* **Given request**
Draw out every line with the word "卷四十四" from the listing below.

# Working data start

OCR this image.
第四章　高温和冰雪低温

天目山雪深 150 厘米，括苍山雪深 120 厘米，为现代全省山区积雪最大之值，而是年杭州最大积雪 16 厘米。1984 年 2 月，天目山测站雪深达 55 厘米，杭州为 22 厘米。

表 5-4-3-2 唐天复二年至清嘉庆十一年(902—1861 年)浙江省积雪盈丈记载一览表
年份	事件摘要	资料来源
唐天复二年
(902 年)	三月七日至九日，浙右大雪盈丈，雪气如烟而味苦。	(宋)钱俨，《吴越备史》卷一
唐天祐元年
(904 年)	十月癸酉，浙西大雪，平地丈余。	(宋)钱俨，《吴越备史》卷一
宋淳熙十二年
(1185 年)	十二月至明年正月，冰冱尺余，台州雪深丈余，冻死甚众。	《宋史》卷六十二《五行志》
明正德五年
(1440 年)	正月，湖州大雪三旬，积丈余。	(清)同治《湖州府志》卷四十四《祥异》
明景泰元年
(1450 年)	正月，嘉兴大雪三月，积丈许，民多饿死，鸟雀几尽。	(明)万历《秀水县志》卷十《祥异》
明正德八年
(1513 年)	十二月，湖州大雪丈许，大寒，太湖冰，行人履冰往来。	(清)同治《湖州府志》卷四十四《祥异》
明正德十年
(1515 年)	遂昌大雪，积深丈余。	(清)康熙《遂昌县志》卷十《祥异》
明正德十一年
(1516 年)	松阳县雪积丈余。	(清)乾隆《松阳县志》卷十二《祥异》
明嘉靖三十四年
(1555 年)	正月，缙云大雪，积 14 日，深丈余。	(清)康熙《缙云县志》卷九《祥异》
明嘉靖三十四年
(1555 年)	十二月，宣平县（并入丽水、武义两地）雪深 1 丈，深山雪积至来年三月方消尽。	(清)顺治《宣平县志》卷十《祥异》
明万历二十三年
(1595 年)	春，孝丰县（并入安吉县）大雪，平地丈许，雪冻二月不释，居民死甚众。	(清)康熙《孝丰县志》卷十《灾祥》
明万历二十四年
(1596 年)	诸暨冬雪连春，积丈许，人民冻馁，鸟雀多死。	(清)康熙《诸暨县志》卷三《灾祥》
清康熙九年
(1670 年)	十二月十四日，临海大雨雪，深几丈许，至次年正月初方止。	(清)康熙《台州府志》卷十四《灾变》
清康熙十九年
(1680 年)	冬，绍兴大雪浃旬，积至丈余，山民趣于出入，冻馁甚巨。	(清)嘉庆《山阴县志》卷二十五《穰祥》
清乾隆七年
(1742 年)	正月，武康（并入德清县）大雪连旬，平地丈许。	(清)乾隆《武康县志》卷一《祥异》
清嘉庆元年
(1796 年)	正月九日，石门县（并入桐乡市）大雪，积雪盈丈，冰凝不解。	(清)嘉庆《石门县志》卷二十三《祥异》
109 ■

# Working data end

* **The response**
(1440 年)	正月，湖州大雪三旬，积丈余。	(清)同治《湖州府志》卷四十四《祥异》
(1513 年)	十二月，湖州大雪丈许，大寒，太湖冰，行人履冰往来。	(清)同治《湖州府志》卷四十四《祥异》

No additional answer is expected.